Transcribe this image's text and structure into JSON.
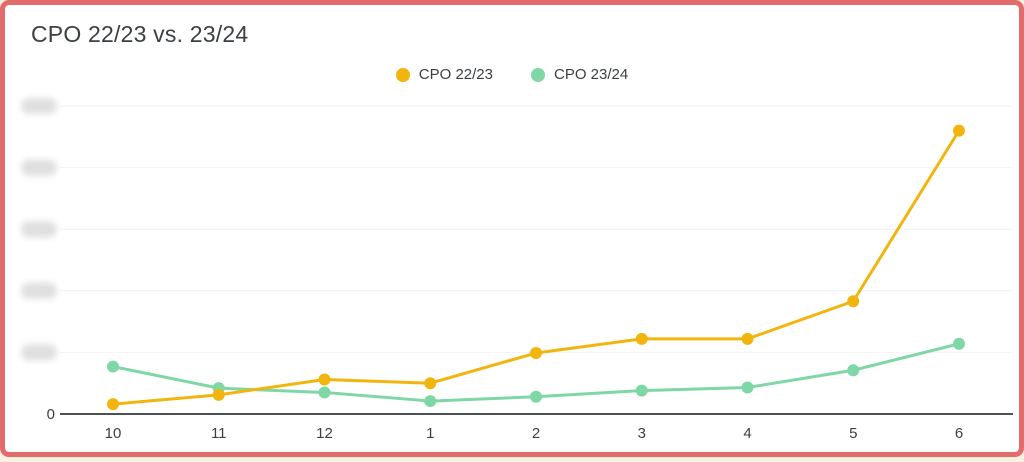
{
  "page": {
    "background_color": "#faf2df",
    "frame_color": "#e46b6b",
    "card_background": "#ffffff"
  },
  "chart_data": {
    "type": "line",
    "title": "CPO 22/23 vs. 23/24",
    "categories": [
      "10",
      "11",
      "12",
      "1",
      "2",
      "3",
      "4",
      "5",
      "6"
    ],
    "series": [
      {
        "name": "CPO 22/23",
        "color": "#F2B50E",
        "values": [
          1.6,
          3.1,
          5.6,
          5.0,
          9.9,
          12.2,
          12.2,
          18.3,
          46.0
        ]
      },
      {
        "name": "CPO 23/24",
        "color": "#7FD7A5",
        "values": [
          7.7,
          4.2,
          3.5,
          2.1,
          2.8,
          3.8,
          4.3,
          7.1,
          11.4
        ]
      }
    ],
    "xlabel": "",
    "ylabel": "",
    "ylim": [
      0,
      50
    ],
    "y_ticks": [
      {
        "value": 0,
        "label": "0",
        "redacted": false
      },
      {
        "value": 10,
        "label": "",
        "redacted": true
      },
      {
        "value": 20,
        "label": "",
        "redacted": true
      },
      {
        "value": 30,
        "label": "",
        "redacted": true
      },
      {
        "value": 40,
        "label": "",
        "redacted": true
      },
      {
        "value": 50,
        "label": "",
        "redacted": true
      }
    ],
    "y_axis_labels_blurred_except_zero": true,
    "grid": "horizontal",
    "legend_position": "top-center",
    "colors": {
      "gridline": "#f2f2f2",
      "axis_line": "#4d5156",
      "tick_text": "#3c4043",
      "redacted_label_blob": "#dfdfdf"
    }
  }
}
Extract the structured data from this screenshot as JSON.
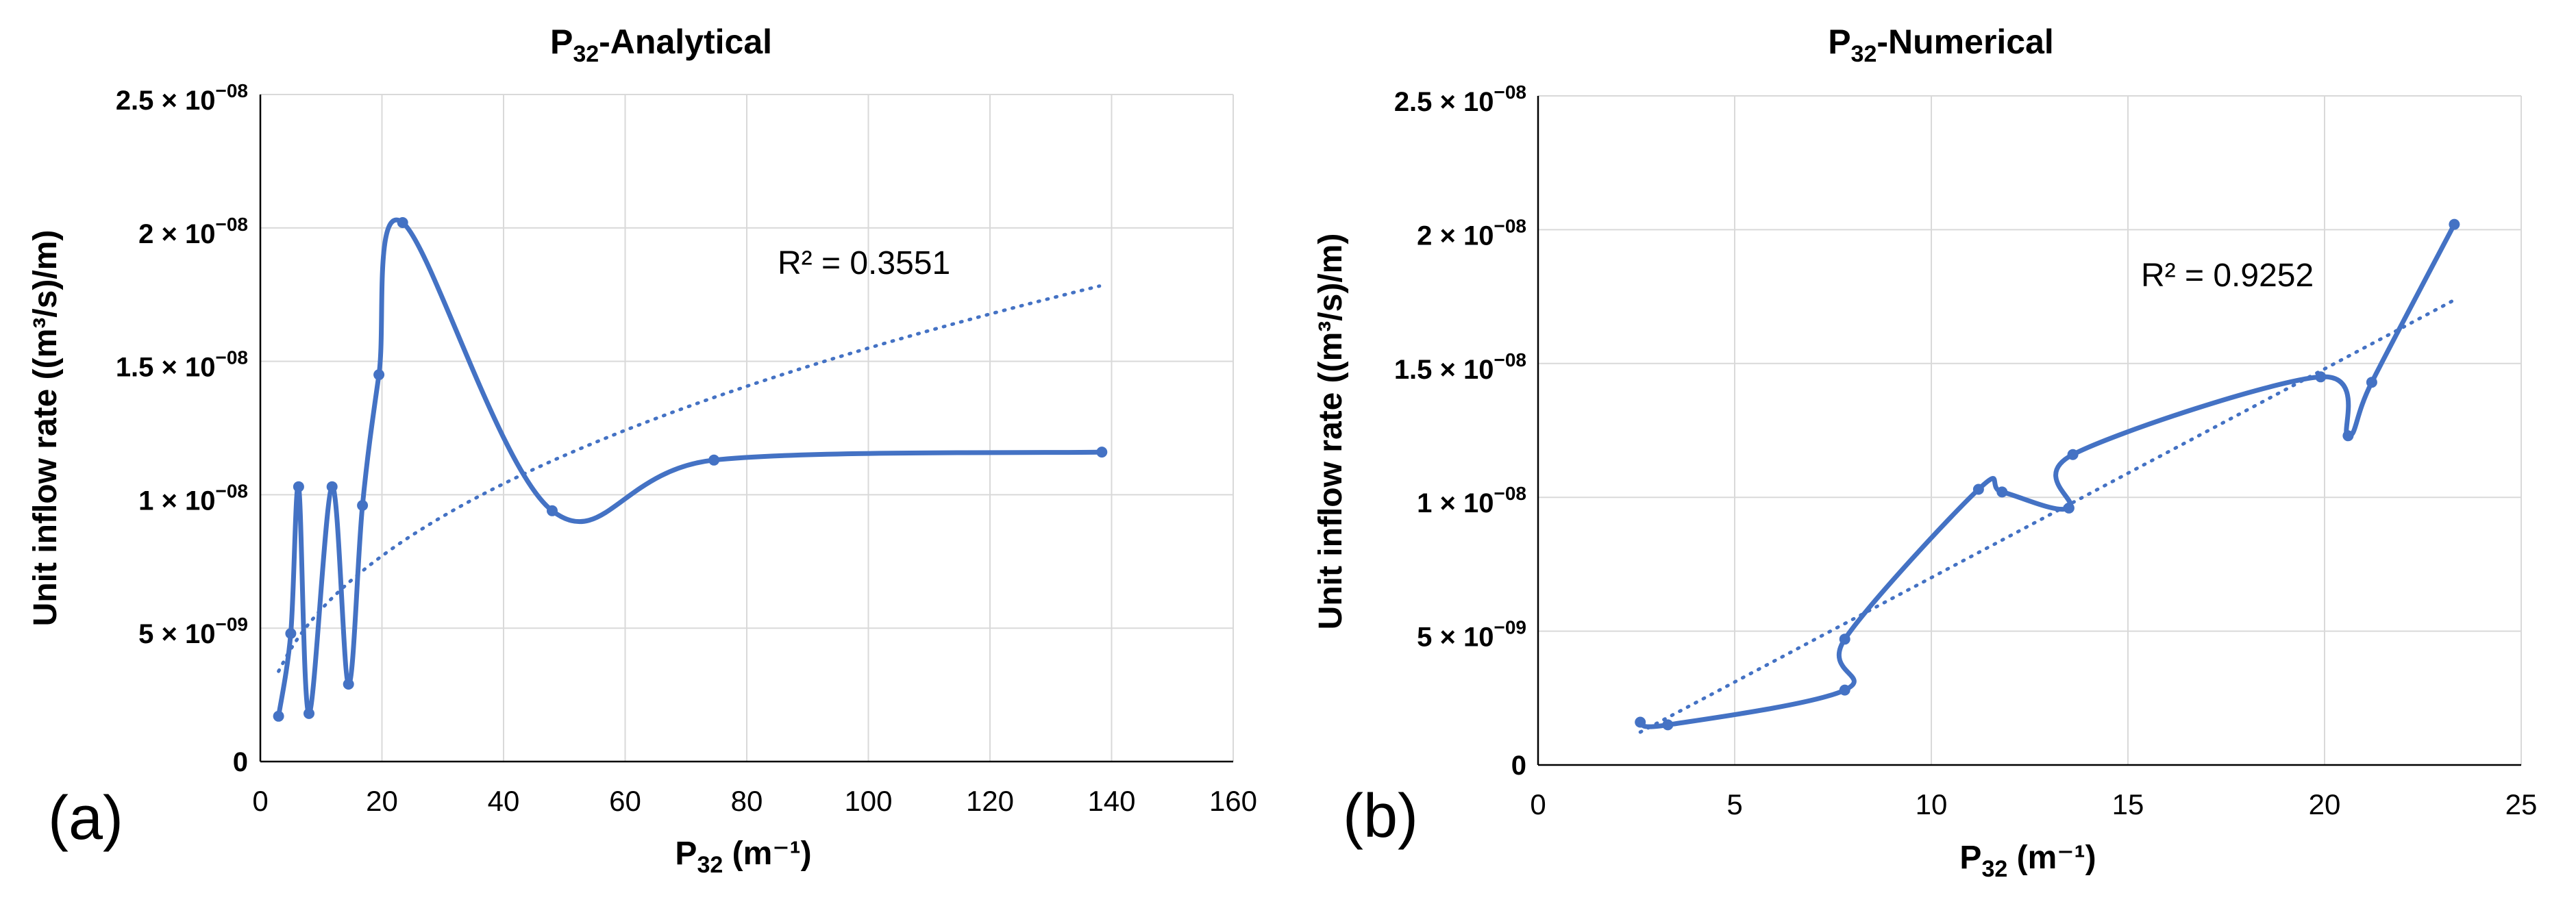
{
  "chart_data": [
    {
      "type": "line",
      "title_main": "P",
      "title_sub": "32",
      "title_rest": "-Analytical",
      "xlabel_main": "P",
      "xlabel_sub": "32",
      "xlabel_rest": " (m⁻¹)",
      "ylabel": "Unit inflow rate ((m³/s)/m)",
      "xlim": [
        0,
        160
      ],
      "ylim": [
        0,
        2.5e-08
      ],
      "x_ticks": [
        0,
        20,
        40,
        60,
        80,
        100,
        120,
        140,
        160
      ],
      "x_tick_labels": [
        "0",
        "20",
        "40",
        "60",
        "80",
        "100",
        "120",
        "140",
        "160"
      ],
      "y_ticks": [
        0,
        5e-09,
        1e-08,
        1.5e-08,
        2e-08,
        2.5e-08
      ],
      "y_tick_labels": [
        {
          "mant": "0",
          "exp": ""
        },
        {
          "mant": "5 × 10",
          "exp": "−09"
        },
        {
          "mant": "1 × 10",
          "exp": "−08"
        },
        {
          "mant": "1.5 × 10",
          "exp": "−08"
        },
        {
          "mant": "2 × 10",
          "exp": "−08"
        },
        {
          "mant": "2.5 × 10",
          "exp": "−08"
        }
      ],
      "grid": true,
      "panel_label": "(a)",
      "r2_label": "R² = 0.3551",
      "series": [
        {
          "name": "Unit inflow rate",
          "color": "#4472c4",
          "x": [
            3,
            5,
            6.3,
            8,
            11.8,
            14.5,
            16.8,
            19.5,
            23.4,
            48,
            74.6,
            138.4
          ],
          "y": [
            1.7e-09,
            4.8e-09,
            1.03e-08,
            1.8e-09,
            1.03e-08,
            2.9e-09,
            9.6e-09,
            1.45e-08,
            2.02e-08,
            9.4e-09,
            1.13e-08,
            1.16e-08
          ]
        }
      ],
      "trendline": {
        "type": "power",
        "color": "#4472c4",
        "a": 2.1e-09,
        "b": 0.434,
        "x_range": [
          3,
          138
        ]
      }
    },
    {
      "type": "line",
      "title_main": "P",
      "title_sub": "32",
      "title_rest": "-Numerical",
      "xlabel_main": "P",
      "xlabel_sub": "32",
      "xlabel_rest": " (m⁻¹)",
      "ylabel": "Unit inflow rate ((m³/s)/m)",
      "xlim": [
        0,
        25
      ],
      "ylim": [
        0,
        2.5e-08
      ],
      "x_ticks": [
        0,
        5,
        10,
        15,
        20,
        25
      ],
      "x_tick_labels": [
        "0",
        "5",
        "10",
        "15",
        "20",
        "25"
      ],
      "y_ticks": [
        0,
        5e-09,
        1e-08,
        1.5e-08,
        2e-08,
        2.5e-08
      ],
      "y_tick_labels": [
        {
          "mant": "0",
          "exp": ""
        },
        {
          "mant": "5 × 10",
          "exp": "−09"
        },
        {
          "mant": "1 × 10",
          "exp": "−08"
        },
        {
          "mant": "1.5 × 10",
          "exp": "−08"
        },
        {
          "mant": "2 × 10",
          "exp": "−08"
        },
        {
          "mant": "2.5 × 10",
          "exp": "−08"
        }
      ],
      "grid": true,
      "panel_label": "(b)",
      "r2_label": "R² = 0.9252",
      "series": [
        {
          "name": "Unit inflow rate",
          "color": "#4472c4",
          "x": [
            2.6,
            3.3,
            7.8,
            7.8,
            11.2,
            11.8,
            13.5,
            13.6,
            19.9,
            20.6,
            21.2,
            23.3
          ],
          "y": [
            1.6e-09,
            1.5e-09,
            2.8e-09,
            4.7e-09,
            1.03e-08,
            1.02e-08,
            9.6e-09,
            1.16e-08,
            1.45e-08,
            1.23e-08,
            1.43e-08,
            2.02e-08
          ]
        }
      ],
      "trendline": {
        "type": "linear",
        "color": "#4472c4",
        "slope": 7.8e-10,
        "intercept": -8e-10,
        "x_range": [
          2.6,
          23.3
        ]
      }
    }
  ]
}
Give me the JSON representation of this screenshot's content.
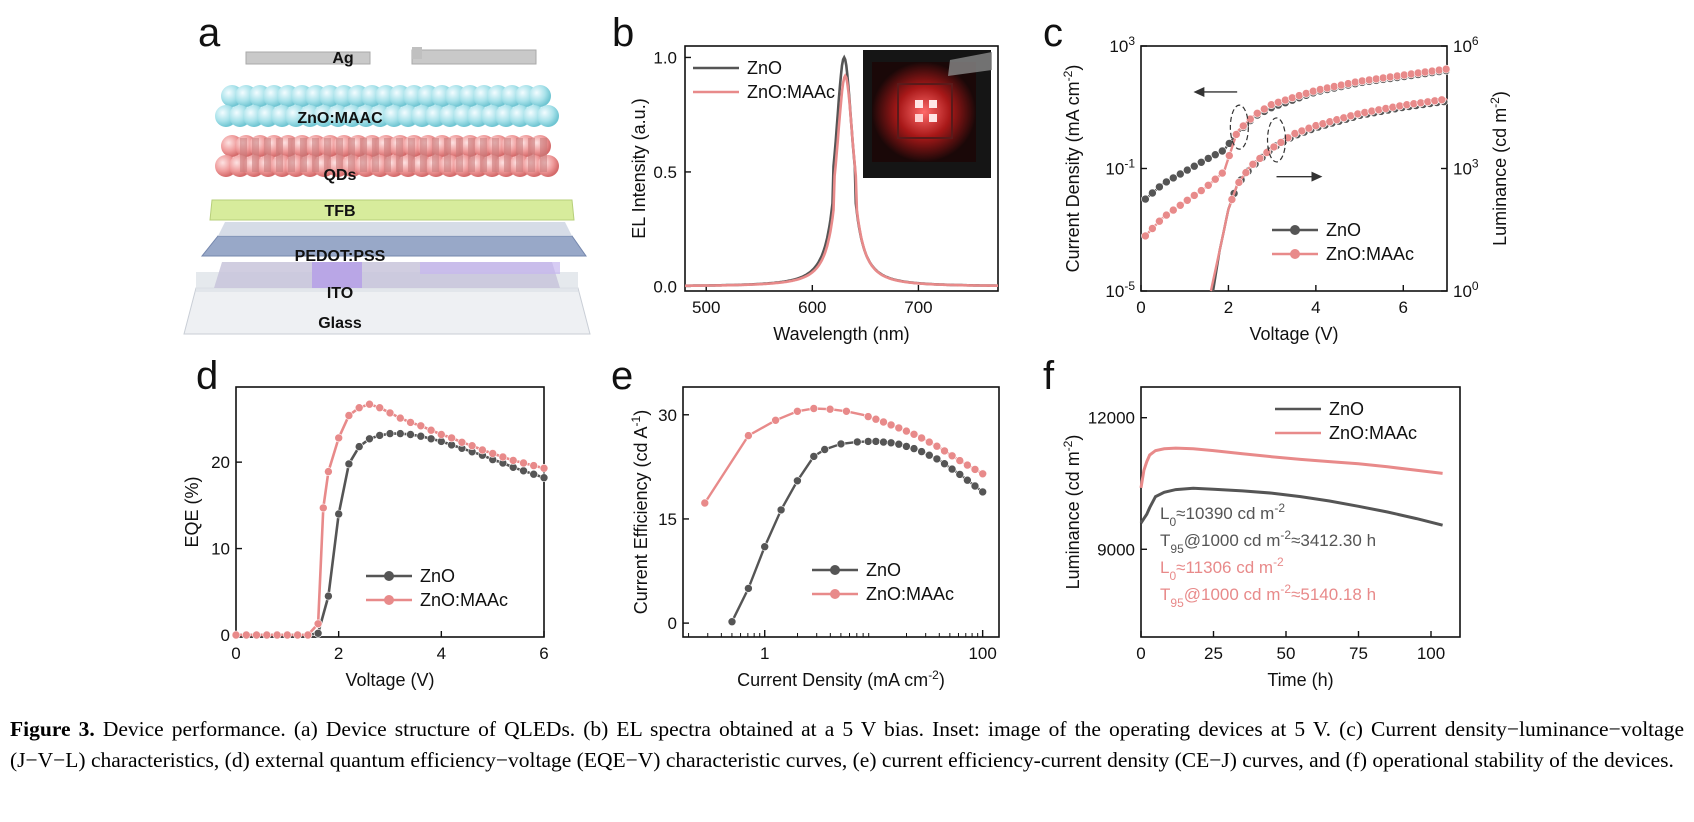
· · · · · · ·
* [Instructions for the task] Search the listing above for the string "name". Copy every line that contains it.

* [Final result]
        "name": "CPO 22/23",
        "name": "CPO 23/24",
          "name": "Unit inflow rate",
          "name": "Unit inflow rate",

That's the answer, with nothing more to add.